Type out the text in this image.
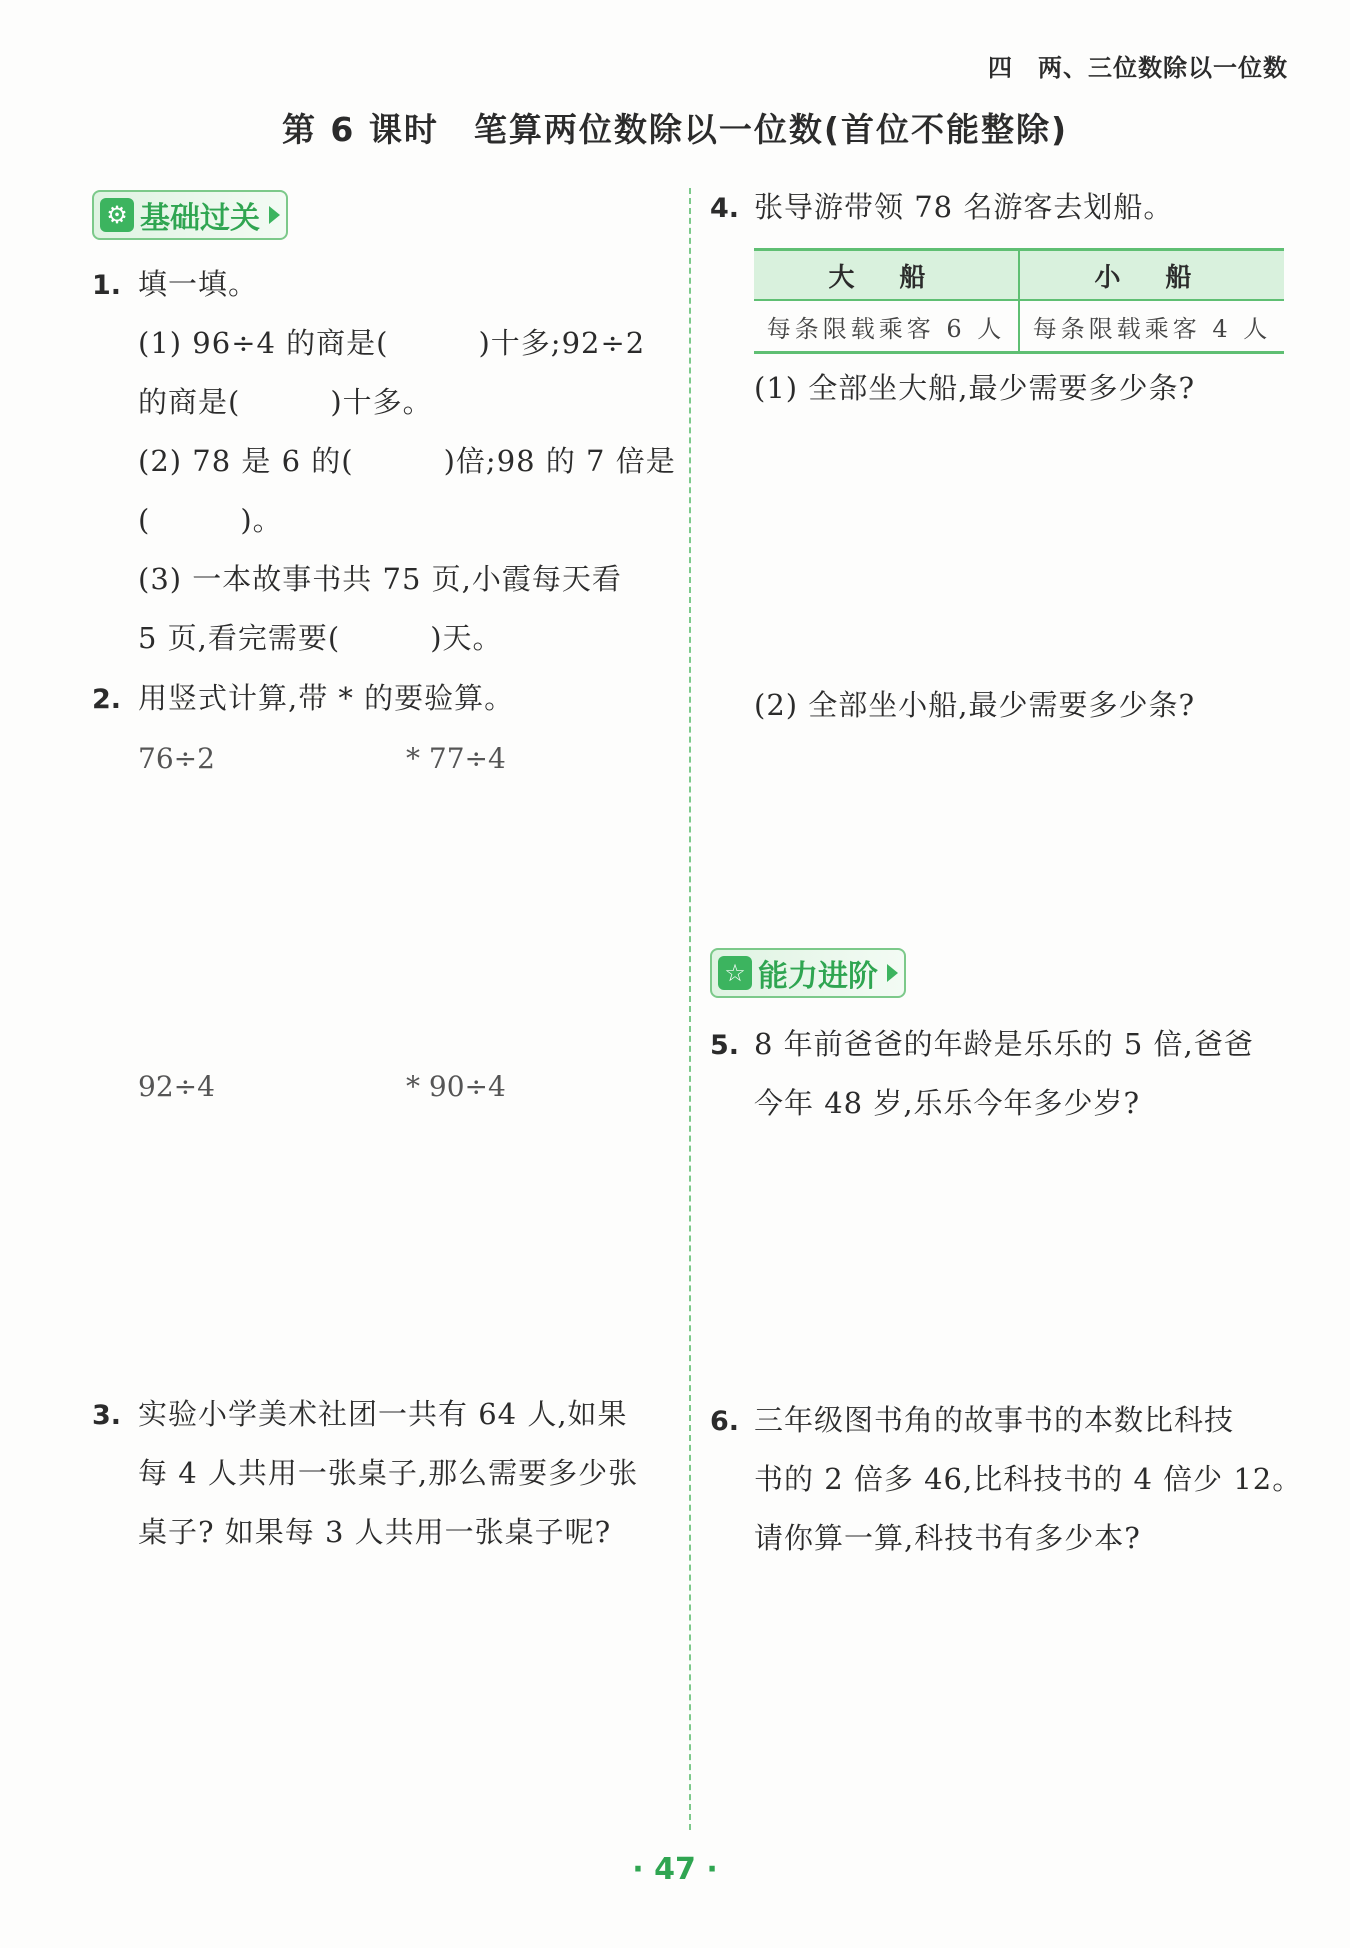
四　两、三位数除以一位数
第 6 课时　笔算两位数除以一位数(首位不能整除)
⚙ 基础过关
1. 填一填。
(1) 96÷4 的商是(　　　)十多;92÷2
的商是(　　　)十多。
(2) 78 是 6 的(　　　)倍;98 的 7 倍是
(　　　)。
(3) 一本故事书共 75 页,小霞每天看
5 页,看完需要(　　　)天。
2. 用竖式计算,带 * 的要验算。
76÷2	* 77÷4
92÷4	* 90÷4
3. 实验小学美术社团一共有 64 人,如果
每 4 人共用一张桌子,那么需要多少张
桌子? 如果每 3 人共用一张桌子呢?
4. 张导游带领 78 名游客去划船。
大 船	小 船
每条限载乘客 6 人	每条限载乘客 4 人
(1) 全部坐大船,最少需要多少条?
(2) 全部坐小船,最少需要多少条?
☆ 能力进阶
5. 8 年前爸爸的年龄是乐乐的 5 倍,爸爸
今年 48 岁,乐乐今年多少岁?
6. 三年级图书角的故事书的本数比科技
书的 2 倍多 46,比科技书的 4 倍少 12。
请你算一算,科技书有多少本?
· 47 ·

## Problem to work on
Exclude the pictures. Write out the remaining data exactly.

## Exercise output
Type out the text in this image.
四　两、三位数除以一位数
第 6 课时　笔算两位数除以一位数(首位不能整除)
⚙ 基础过关
1. 填一填。
(1) 96÷4 的商是(　　　)十多;92÷2
的商是(　　　)十多。
(2) 78 是 6 的(　　　)倍;98 的 7 倍是
(　　　)。
(3) 一本故事书共 75 页,小霞每天看
5 页,看完需要(　　　)天。
2. 用竖式计算,带 * 的要验算。
76÷2	* 77÷4
92÷4	* 90÷4
3. 实验小学美术社团一共有 64 人,如果
每 4 人共用一张桌子,那么需要多少张
桌子? 如果每 3 人共用一张桌子呢?
4. 张导游带领 78 名游客去划船。
大 船	小 船
每条限载乘客 6 人	每条限载乘客 4 人
(1) 全部坐大船,最少需要多少条?
(2) 全部坐小船,最少需要多少条?
☆ 能力进阶
5. 8 年前爸爸的年龄是乐乐的 5 倍,爸爸
今年 48 岁,乐乐今年多少岁?
6. 三年级图书角的故事书的本数比科技
书的 2 倍多 46,比科技书的 4 倍少 12。
请你算一算,科技书有多少本?
· 47 ·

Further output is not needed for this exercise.